De fait, nombre de chercheurs défendent l’idée d’une continuité entre les rêves et le vécu éveillé (waking-dreaming continuity). L’une des conséquences essentielles étant que les songes sont souvent liés aux intérêts et aux préférences des rêveurs, ainsi qu’aux soucis et aux activités de la vie quotidienne. « Cette thèse est désormais bien établie par les spécialistes des rêves », explique Michael Schredl, de l’Institut central de la santé mentale à Mannheim. Le psychologue a par exemple découvert que les songes des mélomanes et des musiciens contiennent plus de musique que la moyenne, et que les compositeurs ont tendance à rêver de nouvelles mélodies.

JEU DE DONNÉES |

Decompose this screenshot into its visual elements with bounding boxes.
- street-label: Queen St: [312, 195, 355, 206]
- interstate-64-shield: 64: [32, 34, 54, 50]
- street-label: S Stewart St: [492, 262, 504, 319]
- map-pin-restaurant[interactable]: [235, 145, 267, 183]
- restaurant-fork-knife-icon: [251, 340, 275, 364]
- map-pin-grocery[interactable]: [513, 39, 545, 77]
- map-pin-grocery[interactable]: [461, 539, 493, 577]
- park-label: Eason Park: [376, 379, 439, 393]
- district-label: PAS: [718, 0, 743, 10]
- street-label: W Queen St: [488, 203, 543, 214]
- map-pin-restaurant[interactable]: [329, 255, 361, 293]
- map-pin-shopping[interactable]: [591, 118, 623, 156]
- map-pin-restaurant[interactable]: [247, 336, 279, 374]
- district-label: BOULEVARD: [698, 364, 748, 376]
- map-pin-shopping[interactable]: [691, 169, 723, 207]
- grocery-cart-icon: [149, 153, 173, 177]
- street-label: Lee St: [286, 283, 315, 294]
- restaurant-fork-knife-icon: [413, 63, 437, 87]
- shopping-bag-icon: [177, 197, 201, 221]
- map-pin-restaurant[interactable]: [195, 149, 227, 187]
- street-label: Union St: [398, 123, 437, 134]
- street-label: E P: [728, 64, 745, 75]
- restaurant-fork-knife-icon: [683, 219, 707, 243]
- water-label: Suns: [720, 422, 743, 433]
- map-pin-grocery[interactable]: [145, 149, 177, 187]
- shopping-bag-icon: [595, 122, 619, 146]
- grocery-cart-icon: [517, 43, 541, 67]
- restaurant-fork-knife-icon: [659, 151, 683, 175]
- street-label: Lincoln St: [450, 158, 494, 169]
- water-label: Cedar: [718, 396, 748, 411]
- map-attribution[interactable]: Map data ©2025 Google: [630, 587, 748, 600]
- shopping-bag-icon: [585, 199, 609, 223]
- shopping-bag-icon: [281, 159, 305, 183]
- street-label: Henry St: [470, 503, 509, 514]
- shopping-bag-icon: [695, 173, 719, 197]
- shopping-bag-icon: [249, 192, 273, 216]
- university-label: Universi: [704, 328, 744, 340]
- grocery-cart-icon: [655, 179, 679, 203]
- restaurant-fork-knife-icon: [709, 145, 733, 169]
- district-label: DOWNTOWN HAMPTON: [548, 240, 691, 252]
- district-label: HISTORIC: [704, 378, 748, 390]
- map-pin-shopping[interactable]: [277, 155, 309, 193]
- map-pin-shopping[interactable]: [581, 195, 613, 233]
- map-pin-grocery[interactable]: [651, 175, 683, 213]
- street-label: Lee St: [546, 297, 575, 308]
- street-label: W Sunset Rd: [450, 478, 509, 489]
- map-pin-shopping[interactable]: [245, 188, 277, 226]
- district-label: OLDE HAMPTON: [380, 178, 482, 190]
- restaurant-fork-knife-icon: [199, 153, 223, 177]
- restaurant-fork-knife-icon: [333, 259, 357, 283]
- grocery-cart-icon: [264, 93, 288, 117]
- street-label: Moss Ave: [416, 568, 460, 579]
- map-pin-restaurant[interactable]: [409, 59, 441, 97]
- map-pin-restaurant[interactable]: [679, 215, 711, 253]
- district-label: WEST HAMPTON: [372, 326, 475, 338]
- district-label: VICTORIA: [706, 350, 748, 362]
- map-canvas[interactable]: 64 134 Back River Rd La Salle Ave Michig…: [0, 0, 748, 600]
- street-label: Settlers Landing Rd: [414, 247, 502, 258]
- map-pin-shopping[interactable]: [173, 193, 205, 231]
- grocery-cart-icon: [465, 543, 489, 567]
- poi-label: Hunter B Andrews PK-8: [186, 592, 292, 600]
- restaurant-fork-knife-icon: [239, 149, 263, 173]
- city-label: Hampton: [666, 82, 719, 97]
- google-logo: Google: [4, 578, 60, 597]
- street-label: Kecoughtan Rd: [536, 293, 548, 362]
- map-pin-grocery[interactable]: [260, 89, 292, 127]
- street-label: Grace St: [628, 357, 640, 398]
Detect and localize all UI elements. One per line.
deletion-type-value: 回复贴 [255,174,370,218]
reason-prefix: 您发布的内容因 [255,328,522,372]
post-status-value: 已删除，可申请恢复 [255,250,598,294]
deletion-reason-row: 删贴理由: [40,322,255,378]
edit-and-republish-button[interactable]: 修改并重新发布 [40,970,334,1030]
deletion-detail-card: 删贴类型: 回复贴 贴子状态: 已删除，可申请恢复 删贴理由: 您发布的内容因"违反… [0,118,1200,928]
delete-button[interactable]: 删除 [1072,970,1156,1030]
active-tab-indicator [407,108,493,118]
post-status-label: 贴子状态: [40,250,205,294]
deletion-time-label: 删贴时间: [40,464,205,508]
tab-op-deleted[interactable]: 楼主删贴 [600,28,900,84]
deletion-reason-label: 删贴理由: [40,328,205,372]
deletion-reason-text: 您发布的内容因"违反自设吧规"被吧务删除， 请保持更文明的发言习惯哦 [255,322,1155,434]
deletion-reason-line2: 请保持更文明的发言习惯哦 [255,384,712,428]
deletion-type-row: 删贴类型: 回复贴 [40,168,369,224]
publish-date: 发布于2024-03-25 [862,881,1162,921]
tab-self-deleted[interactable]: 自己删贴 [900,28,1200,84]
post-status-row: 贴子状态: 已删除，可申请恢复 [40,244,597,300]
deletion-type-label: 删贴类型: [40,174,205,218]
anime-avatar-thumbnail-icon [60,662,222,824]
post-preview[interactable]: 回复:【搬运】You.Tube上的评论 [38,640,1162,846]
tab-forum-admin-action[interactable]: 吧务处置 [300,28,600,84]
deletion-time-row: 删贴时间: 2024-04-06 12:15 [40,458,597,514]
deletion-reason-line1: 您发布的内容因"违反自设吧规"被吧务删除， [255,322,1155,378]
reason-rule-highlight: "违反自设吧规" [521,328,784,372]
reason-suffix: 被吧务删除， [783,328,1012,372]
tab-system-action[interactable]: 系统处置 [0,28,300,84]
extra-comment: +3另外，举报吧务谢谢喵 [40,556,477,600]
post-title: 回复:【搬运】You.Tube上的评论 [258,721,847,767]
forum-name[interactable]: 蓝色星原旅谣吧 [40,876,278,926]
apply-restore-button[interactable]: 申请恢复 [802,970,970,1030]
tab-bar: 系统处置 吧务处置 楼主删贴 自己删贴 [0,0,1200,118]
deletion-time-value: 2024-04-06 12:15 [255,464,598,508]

CONSIGNE | Extrayez du texte sur les rêves, sans rien modifier, le passage qui va de «De fait, nombre» jusqu'à «de nouvelles mélodies.».

PRODUCTION ATTENDUE |
De fait, nombre de chercheurs défendent l’idée d’une continuité entre les rêves et le vécu éveillé (waking-dreaming continuity). L’une des conséquences essentielles étant que les songes sont souvent liés aux intérêts et aux préférences des rêveurs, ainsi qu’aux soucis et aux activités de la vie quotidienne. « Cette thèse est désormais bien établie par les spécialistes des rêves », explique Michael Schredl, de l’Institut central de la santé mentale à Mannheim. Le psychologue a par exemple découvert que les songes des mélomanes et des musiciens contiennent plus de musique que la moyenne, et que les compositeurs ont tendance à rêver de nouvelles mélodies.